** Problem **
Retype every line of the records below without changing anything, and leave out the pictures.

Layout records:
----
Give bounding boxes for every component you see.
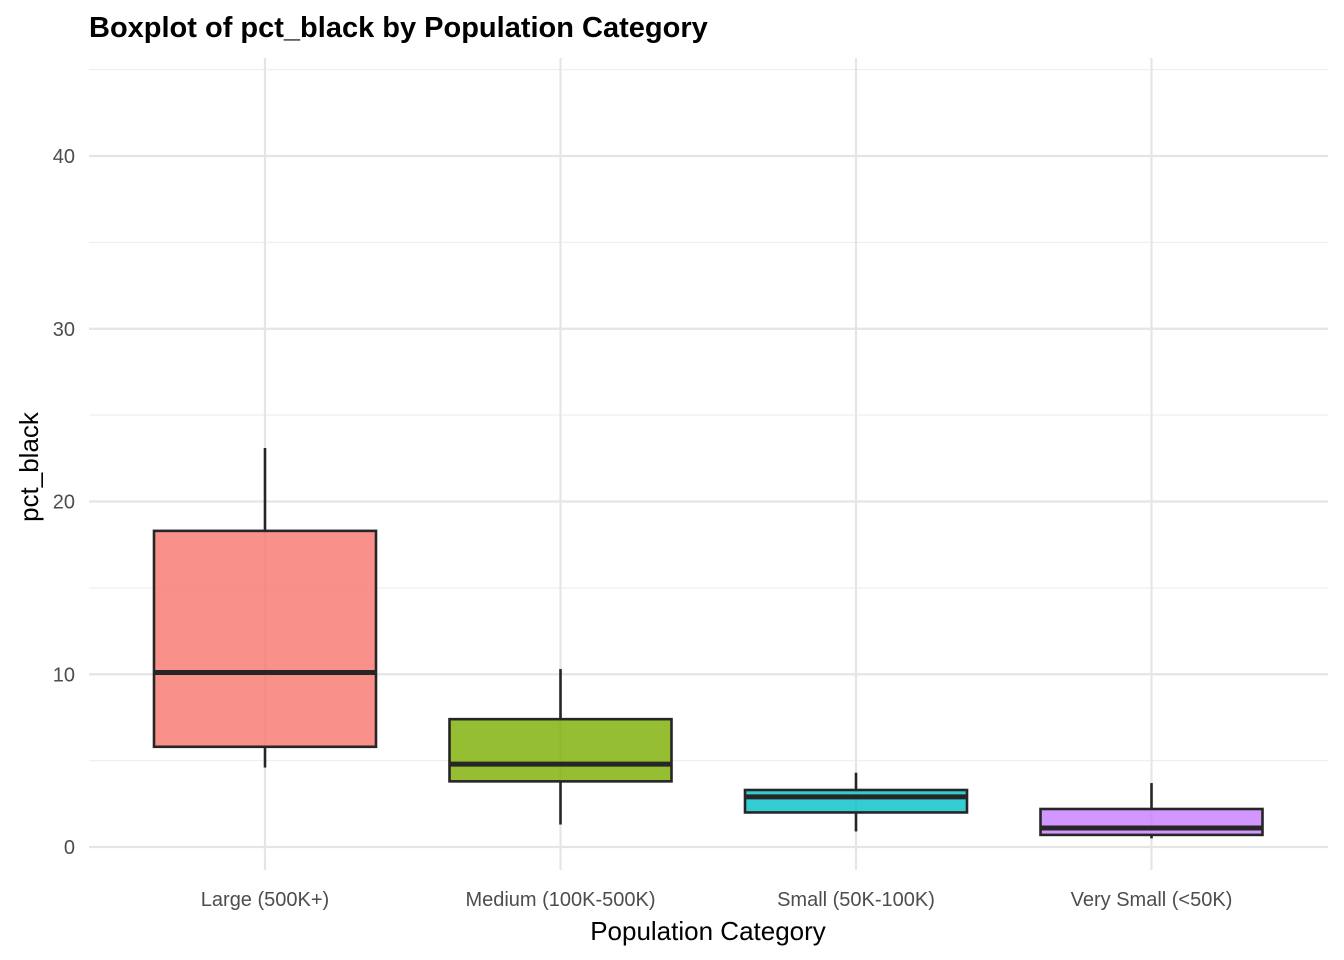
- box-1: [448, 669, 673, 825]
- x-axis-ticks: Large (500K+) Medium (100K-500K) Small (50…: [201, 889, 1233, 911]
- x-tick-label: Medium (100K-500K): [465, 889, 655, 911]
- x-axis-title: Population Category: [590, 916, 826, 946]
- chart-title: Boxplot of pct_black by Population Categ…: [89, 12, 708, 44]
- y-tick-label: 40: [53, 146, 75, 168]
- boxes-layer: [152, 447, 1264, 839]
- y-tick-label: 10: [53, 664, 75, 686]
- box-0: [152, 447, 378, 768]
- box-iqr: [448, 717, 673, 783]
- y-axis-ticks: 0 10 20 30 40: [53, 146, 75, 859]
- box-iqr: [743, 788, 969, 814]
- x-tick-label: Large (500K+): [201, 889, 329, 911]
- box-iqr: [1039, 807, 1264, 837]
- y-axis-title: pct_black: [14, 411, 44, 522]
- x-tick-label: Very Small (<50K): [1071, 889, 1233, 911]
- box-iqr: [152, 529, 378, 749]
- grid: [89, 58, 1328, 870]
- y-tick-label: 20: [53, 492, 75, 514]
- y-tick-label: 0: [64, 837, 75, 859]
- box-2: [743, 772, 969, 832]
- box-3: [1039, 783, 1264, 839]
- x-tick-label: Small (50K-100K): [777, 889, 935, 911]
- y-tick-label: 30: [53, 319, 75, 341]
----
** Solution for this exercise **
Give bounding boxes for every component you see.
- box-1: [448, 669, 673, 825]
- x-axis-ticks: Large (500K+) Medium (100K-500K) Small (50…: [201, 889, 1233, 911]
- x-tick-label: Medium (100K-500K): [465, 889, 655, 911]
- x-axis-title: Population Category: [590, 916, 826, 946]
- chart-title: Boxplot of pct_black by Population Categ…: [89, 12, 708, 44]
- y-tick-label: 40: [53, 146, 75, 168]
- boxes-layer: [152, 447, 1264, 839]
- y-tick-label: 10: [53, 664, 75, 686]
- box-0: [152, 447, 378, 768]
- box-iqr: [448, 717, 673, 783]
- y-axis-ticks: 0 10 20 30 40: [53, 146, 75, 859]
- box-iqr: [743, 788, 969, 814]
- x-tick-label: Large (500K+): [201, 889, 329, 911]
- box-iqr: [1039, 807, 1264, 837]
- y-axis-title: pct_black: [14, 411, 44, 522]
- x-tick-label: Very Small (<50K): [1071, 889, 1233, 911]
- box-iqr: [152, 529, 378, 749]
- grid: [89, 58, 1328, 870]
- y-tick-label: 20: [53, 492, 75, 514]
- y-tick-label: 0: [64, 837, 75, 859]
- box-2: [743, 772, 969, 832]
- box-3: [1039, 783, 1264, 839]
- x-tick-label: Small (50K-100K): [777, 889, 935, 911]
- y-tick-label: 30: [53, 319, 75, 341]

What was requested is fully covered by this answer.